### What you need to do
Set down every entry word for word. Omit the pictures.

(Data records)
= = = =

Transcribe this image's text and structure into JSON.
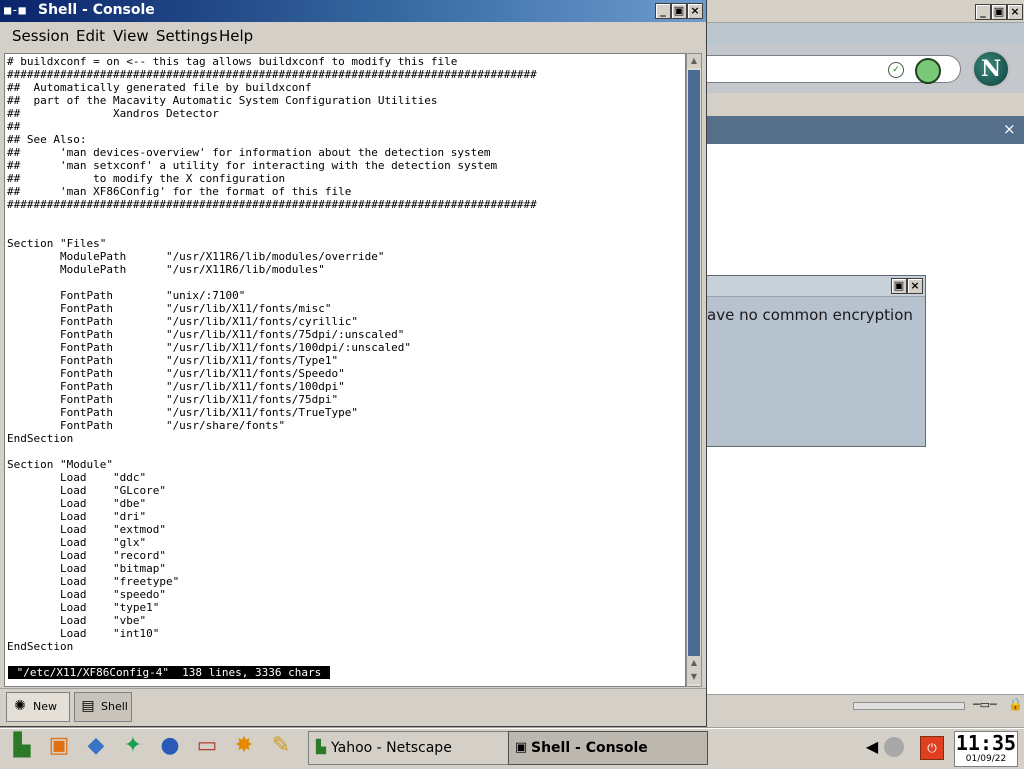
{
  "console": {
    "title": "Shell - Console",
    "sys_icon": "■-■",
    "menu": [
      "Session",
      "Edit",
      "View",
      "Settings",
      "Help"
    ],
    "terminal_lines": [
      "# buildxconf = on <-- this tag allows buildxconf to modify this file",
      "################################################################################",
      "##  Automatically generated file by buildxconf",
      "##  part of the Macavity Automatic System Configuration Utilities",
      "##              Xandros Detector",
      "##",
      "## See Also:",
      "##      'man devices-overview' for information about the detection system",
      "##      'man setxconf' a utility for interacting with the detection system",
      "##           to modify the X configuration",
      "##      'man XF86Config' for the format of this file",
      "################################################################################",
      "",
      "",
      "Section \"Files\"",
      "        ModulePath      \"/usr/X11R6/lib/modules/override\"",
      "        ModulePath      \"/usr/X11R6/lib/modules\"",
      "",
      "        FontPath        \"unix/:7100\"",
      "        FontPath        \"/usr/lib/X11/fonts/misc\"",
      "        FontPath        \"/usr/lib/X11/fonts/cyrillic\"",
      "        FontPath        \"/usr/lib/X11/fonts/75dpi/:unscaled\"",
      "        FontPath        \"/usr/lib/X11/fonts/100dpi/:unscaled\"",
      "        FontPath        \"/usr/lib/X11/fonts/Type1\"",
      "        FontPath        \"/usr/lib/X11/fonts/Speedo\"",
      "        FontPath        \"/usr/lib/X11/fonts/100dpi\"",
      "        FontPath        \"/usr/lib/X11/fonts/75dpi\"",
      "        FontPath        \"/usr/lib/X11/fonts/TrueType\"",
      "        FontPath        \"/usr/share/fonts\"",
      "EndSection",
      "",
      "Section \"Module\"",
      "        Load    \"ddc\"",
      "        Load    \"GLcore\"",
      "        Load    \"dbe\"",
      "        Load    \"dri\"",
      "        Load    \"extmod\"",
      "        Load    \"glx\"",
      "        Load    \"record\"",
      "        Load    \"bitmap\"",
      "        Load    \"freetype\"",
      "        Load    \"speedo\"",
      "        Load    \"type1\"",
      "        Load    \"vbe\"",
      "        Load    \"int10\"",
      "EndSection"
    ],
    "status_line": " \"/etc/X11/XF86Config-4\"  138 lines, 3336 chars ",
    "tabs": [
      {
        "label": "New",
        "icon": "new-session-icon"
      },
      {
        "label": "Shell",
        "icon": "shell-icon"
      }
    ]
  },
  "netscape": {
    "dialog_text": "ave no common encryption",
    "logo_letter": "N",
    "close_symbol": "×"
  },
  "taskbar": {
    "launchers": [
      {
        "name": "xandros-menu",
        "glyph": "▙",
        "color": "#2a7a2a"
      },
      {
        "name": "lifejacket",
        "glyph": "▣",
        "color": "#e07010"
      },
      {
        "name": "cube",
        "glyph": "◆",
        "color": "#3a74c4"
      },
      {
        "name": "runner",
        "glyph": "✦",
        "color": "#18a050"
      },
      {
        "name": "globe",
        "glyph": "●",
        "color": "#2a5ab8"
      },
      {
        "name": "drive",
        "glyph": "▭",
        "color": "#b04030"
      },
      {
        "name": "sprinter",
        "glyph": "✸",
        "color": "#e08a00"
      },
      {
        "name": "brush",
        "glyph": "✎",
        "color": "#c89a20"
      }
    ],
    "tasks": [
      {
        "label": "Yahoo - Netscape",
        "icon": "netscape-icon"
      },
      {
        "label": "Shell - Console",
        "icon": "console-icon"
      }
    ],
    "clock_time": "11:35",
    "clock_date": "01/09/22"
  }
}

= = = =

### Task answer
Transcribe this image's text and structure into JSON.
{
  "console": {
    "title": "Shell - Console",
    "sys_icon": "■-■",
    "menu": [
      "Session",
      "Edit",
      "View",
      "Settings",
      "Help"
    ],
    "terminal_lines": [
      "# buildxconf = on <-- this tag allows buildxconf to modify this file",
      "################################################################################",
      "##  Automatically generated file by buildxconf",
      "##  part of the Macavity Automatic System Configuration Utilities",
      "##              Xandros Detector",
      "##",
      "## See Also:",
      "##      'man devices-overview' for information about the detection system",
      "##      'man setxconf' a utility for interacting with the detection system",
      "##           to modify the X configuration",
      "##      'man XF86Config' for the format of this file",
      "################################################################################",
      "",
      "",
      "Section \"Files\"",
      "        ModulePath      \"/usr/X11R6/lib/modules/override\"",
      "        ModulePath      \"/usr/X11R6/lib/modules\"",
      "",
      "        FontPath        \"unix/:7100\"",
      "        FontPath        \"/usr/lib/X11/fonts/misc\"",
      "        FontPath        \"/usr/lib/X11/fonts/cyrillic\"",
      "        FontPath        \"/usr/lib/X11/fonts/75dpi/:unscaled\"",
      "        FontPath        \"/usr/lib/X11/fonts/100dpi/:unscaled\"",
      "        FontPath        \"/usr/lib/X11/fonts/Type1\"",
      "        FontPath        \"/usr/lib/X11/fonts/Speedo\"",
      "        FontPath        \"/usr/lib/X11/fonts/100dpi\"",
      "        FontPath        \"/usr/lib/X11/fonts/75dpi\"",
      "        FontPath        \"/usr/lib/X11/fonts/TrueType\"",
      "        FontPath        \"/usr/share/fonts\"",
      "EndSection",
      "",
      "Section \"Module\"",
      "        Load    \"ddc\"",
      "        Load    \"GLcore\"",
      "        Load    \"dbe\"",
      "        Load    \"dri\"",
      "        Load    \"extmod\"",
      "        Load    \"glx\"",
      "        Load    \"record\"",
      "        Load    \"bitmap\"",
      "        Load    \"freetype\"",
      "        Load    \"speedo\"",
      "        Load    \"type1\"",
      "        Load    \"vbe\"",
      "        Load    \"int10\"",
      "EndSection"
    ],
    "status_line": " \"/etc/X11/XF86Config-4\"  138 lines, 3336 chars ",
    "tabs": [
      {
        "label": "New",
        "icon": "new-session-icon"
      },
      {
        "label": "Shell",
        "icon": "shell-icon"
      }
    ]
  },
  "netscape": {
    "dialog_text": "ave no common encryption",
    "logo_letter": "N",
    "close_symbol": "×"
  },
  "taskbar": {
    "launchers": [
      {
        "name": "xandros-menu",
        "glyph": "▙",
        "color": "#2a7a2a"
      },
      {
        "name": "lifejacket",
        "glyph": "▣",
        "color": "#e07010"
      },
      {
        "name": "cube",
        "glyph": "◆",
        "color": "#3a74c4"
      },
      {
        "name": "runner",
        "glyph": "✦",
        "color": "#18a050"
      },
      {
        "name": "globe",
        "glyph": "●",
        "color": "#2a5ab8"
      },
      {
        "name": "drive",
        "glyph": "▭",
        "color": "#b04030"
      },
      {
        "name": "sprinter",
        "glyph": "✸",
        "color": "#e08a00"
      },
      {
        "name": "brush",
        "glyph": "✎",
        "color": "#c89a20"
      }
    ],
    "tasks": [
      {
        "label": "Yahoo - Netscape",
        "icon": "netscape-icon"
      },
      {
        "label": "Shell - Console",
        "icon": "console-icon"
      }
    ],
    "clock_time": "11:35",
    "clock_date": "01/09/22"
  }
}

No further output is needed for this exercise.